● **Exercise directions**
Copy each line in which the string "tidak" occurs.

— START OF Data supplied —

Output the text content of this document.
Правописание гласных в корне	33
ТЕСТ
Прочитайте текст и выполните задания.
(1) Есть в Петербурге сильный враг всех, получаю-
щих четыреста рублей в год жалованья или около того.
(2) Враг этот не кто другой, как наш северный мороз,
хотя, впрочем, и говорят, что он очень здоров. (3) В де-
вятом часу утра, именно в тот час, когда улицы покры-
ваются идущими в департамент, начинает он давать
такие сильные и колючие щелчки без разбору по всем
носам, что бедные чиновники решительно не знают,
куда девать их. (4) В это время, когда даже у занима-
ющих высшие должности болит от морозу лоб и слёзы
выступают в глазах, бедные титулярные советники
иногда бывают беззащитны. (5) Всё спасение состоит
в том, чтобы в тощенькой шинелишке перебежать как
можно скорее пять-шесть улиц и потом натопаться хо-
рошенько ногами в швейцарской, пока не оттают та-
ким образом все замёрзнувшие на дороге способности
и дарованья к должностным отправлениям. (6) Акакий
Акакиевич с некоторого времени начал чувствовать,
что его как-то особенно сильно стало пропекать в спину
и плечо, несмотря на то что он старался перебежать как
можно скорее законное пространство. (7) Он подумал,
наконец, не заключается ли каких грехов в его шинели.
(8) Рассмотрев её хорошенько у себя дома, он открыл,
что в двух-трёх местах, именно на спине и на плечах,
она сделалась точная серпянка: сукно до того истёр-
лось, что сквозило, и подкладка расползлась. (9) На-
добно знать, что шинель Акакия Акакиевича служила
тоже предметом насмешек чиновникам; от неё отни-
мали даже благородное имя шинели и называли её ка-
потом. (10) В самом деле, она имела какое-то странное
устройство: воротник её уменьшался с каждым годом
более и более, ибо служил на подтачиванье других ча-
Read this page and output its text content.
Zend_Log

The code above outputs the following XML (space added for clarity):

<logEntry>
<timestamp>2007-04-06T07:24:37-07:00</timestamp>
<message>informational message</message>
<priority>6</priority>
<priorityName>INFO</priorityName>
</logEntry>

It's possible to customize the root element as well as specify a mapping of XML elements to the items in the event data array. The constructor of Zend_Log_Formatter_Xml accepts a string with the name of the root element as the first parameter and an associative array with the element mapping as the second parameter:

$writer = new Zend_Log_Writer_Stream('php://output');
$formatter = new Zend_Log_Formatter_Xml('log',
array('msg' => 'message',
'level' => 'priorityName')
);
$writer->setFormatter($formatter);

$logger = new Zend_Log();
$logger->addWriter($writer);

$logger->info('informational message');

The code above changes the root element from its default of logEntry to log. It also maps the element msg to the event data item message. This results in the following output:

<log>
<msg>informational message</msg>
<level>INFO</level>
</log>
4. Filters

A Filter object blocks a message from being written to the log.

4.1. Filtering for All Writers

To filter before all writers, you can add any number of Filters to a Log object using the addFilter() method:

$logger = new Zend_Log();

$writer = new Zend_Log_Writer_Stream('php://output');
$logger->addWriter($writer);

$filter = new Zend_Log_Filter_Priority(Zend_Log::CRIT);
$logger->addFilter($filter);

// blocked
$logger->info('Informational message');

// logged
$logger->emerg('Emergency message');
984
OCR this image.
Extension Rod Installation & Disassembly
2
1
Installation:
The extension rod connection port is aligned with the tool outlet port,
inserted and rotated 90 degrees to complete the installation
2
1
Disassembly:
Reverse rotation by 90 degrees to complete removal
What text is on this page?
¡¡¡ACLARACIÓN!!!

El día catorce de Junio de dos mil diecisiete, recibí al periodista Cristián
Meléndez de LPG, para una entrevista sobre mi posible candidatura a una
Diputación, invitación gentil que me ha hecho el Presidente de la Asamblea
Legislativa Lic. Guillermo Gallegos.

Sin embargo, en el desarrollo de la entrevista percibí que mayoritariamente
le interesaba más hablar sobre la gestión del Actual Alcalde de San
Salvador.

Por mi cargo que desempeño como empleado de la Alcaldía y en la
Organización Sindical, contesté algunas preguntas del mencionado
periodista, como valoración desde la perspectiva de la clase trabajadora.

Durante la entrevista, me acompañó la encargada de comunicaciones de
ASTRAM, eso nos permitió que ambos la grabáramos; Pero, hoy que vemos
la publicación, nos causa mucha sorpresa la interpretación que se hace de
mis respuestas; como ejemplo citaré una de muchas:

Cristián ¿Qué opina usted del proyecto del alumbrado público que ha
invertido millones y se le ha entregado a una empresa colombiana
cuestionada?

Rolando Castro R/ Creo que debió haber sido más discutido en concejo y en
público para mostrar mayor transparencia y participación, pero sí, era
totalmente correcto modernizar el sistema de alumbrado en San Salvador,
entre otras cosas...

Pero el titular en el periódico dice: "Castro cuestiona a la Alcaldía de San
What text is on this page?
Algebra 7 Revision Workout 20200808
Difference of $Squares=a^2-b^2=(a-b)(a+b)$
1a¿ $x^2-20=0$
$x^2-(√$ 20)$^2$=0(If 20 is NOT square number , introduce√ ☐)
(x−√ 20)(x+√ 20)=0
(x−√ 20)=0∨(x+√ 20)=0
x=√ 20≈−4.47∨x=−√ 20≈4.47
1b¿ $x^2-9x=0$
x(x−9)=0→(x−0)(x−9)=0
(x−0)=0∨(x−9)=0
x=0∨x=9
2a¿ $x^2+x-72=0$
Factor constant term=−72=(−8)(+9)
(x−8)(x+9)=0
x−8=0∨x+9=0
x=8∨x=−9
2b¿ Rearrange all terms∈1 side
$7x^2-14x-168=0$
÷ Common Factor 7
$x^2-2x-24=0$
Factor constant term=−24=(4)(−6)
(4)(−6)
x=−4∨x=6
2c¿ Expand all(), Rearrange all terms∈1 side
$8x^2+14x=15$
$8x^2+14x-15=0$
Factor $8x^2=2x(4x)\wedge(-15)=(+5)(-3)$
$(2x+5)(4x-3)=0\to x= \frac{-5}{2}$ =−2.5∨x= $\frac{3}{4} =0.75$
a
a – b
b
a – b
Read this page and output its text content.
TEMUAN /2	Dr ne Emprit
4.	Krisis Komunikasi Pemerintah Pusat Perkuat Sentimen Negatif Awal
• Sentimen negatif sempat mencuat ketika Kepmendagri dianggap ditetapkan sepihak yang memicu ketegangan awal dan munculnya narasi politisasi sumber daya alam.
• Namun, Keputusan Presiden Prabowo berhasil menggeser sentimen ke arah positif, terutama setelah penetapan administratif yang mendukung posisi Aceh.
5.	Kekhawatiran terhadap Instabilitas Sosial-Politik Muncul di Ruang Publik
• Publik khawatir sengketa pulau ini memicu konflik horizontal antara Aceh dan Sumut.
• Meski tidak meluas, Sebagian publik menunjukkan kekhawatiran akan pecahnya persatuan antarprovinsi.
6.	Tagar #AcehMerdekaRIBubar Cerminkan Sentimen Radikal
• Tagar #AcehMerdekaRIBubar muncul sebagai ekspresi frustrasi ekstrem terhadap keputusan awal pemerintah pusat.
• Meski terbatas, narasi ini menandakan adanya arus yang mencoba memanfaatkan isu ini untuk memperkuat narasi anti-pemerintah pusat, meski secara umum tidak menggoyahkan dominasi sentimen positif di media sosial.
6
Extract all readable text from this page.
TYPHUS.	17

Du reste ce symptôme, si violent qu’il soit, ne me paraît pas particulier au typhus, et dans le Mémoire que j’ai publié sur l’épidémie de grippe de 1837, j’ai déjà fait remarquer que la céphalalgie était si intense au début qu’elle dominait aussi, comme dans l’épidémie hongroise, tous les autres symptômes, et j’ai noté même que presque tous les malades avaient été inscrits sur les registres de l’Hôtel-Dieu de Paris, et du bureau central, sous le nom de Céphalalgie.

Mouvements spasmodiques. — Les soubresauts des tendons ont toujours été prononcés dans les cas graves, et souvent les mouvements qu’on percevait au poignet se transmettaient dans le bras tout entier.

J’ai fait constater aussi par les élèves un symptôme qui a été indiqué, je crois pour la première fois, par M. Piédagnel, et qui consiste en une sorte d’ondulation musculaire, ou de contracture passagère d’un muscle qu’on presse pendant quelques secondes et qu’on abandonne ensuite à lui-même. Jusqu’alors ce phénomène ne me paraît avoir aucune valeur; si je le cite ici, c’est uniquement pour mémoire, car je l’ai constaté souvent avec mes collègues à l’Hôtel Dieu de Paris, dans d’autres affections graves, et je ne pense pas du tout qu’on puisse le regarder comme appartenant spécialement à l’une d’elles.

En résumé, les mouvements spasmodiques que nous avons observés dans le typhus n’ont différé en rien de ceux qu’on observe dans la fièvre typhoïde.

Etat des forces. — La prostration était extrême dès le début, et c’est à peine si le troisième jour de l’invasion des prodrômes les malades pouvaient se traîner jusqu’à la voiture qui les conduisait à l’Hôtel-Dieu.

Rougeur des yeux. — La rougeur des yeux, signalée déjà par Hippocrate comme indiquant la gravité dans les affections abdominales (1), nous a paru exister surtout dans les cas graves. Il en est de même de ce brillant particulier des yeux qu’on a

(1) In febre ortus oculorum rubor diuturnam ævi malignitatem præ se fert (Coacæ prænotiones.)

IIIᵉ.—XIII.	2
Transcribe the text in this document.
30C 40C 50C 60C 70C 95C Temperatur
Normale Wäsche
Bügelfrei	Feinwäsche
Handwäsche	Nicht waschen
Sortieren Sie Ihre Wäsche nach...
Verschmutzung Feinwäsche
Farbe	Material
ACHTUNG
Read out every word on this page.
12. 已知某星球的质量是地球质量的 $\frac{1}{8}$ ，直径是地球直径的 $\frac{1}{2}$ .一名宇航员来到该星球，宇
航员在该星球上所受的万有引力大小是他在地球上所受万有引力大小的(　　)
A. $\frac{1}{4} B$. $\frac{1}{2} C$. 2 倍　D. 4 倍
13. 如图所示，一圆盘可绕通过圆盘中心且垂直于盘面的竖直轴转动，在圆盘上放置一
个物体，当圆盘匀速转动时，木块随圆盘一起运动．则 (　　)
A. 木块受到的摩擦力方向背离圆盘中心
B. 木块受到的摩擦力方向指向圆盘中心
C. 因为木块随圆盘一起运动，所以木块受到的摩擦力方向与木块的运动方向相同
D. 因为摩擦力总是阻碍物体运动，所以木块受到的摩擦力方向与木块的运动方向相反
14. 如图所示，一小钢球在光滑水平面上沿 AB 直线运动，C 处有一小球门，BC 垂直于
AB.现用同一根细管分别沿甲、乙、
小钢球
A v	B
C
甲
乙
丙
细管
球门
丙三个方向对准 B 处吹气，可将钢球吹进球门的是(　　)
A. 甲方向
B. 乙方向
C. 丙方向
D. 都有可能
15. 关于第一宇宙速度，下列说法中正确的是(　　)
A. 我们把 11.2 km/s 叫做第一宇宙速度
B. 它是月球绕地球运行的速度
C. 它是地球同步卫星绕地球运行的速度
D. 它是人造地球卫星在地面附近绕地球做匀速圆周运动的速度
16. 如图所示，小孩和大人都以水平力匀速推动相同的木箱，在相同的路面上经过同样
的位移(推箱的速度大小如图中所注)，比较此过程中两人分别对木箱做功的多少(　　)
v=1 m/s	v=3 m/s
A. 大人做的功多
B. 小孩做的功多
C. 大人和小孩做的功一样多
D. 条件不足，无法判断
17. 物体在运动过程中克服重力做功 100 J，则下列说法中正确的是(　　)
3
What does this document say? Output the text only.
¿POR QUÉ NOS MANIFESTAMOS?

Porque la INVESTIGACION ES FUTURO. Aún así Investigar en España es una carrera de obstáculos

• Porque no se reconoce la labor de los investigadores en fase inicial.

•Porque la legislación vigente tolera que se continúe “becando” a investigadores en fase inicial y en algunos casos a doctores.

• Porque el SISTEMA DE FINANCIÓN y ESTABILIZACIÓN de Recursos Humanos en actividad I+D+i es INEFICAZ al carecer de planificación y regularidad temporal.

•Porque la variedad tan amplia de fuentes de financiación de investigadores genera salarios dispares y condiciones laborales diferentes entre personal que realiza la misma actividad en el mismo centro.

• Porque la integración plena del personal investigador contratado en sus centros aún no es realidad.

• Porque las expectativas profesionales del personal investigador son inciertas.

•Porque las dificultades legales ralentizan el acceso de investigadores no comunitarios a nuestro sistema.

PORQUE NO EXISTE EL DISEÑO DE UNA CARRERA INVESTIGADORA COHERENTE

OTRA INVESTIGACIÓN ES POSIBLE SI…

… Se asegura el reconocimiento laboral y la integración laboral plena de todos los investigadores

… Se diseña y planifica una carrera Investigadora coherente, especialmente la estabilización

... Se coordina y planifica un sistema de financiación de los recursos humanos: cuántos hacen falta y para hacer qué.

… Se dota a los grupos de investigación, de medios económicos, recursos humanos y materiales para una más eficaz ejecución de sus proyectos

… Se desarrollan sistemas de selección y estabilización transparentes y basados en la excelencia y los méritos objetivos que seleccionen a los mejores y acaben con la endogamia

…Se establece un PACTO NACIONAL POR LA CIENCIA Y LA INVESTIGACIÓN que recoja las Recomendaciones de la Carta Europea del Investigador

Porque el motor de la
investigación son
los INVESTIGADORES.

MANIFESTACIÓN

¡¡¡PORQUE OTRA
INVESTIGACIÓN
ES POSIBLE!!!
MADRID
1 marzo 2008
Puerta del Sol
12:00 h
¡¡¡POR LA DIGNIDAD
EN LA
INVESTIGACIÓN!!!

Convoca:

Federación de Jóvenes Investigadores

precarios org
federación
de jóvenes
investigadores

— END OF Data supplied —

● **Answer below**
• Meski tidak meluas, Sebagian publik menunjukkan kekhawatiran akan pecahnya persatuan antarprovinsi.
• Meski terbatas, narasi ini menandakan adanya arus yang mencoba memanfaatkan isu ini untuk memperkuat narasi anti-pemerintah pusat, meski secara umum tidak menggoyahkan dominasi sentimen positif di media sosial.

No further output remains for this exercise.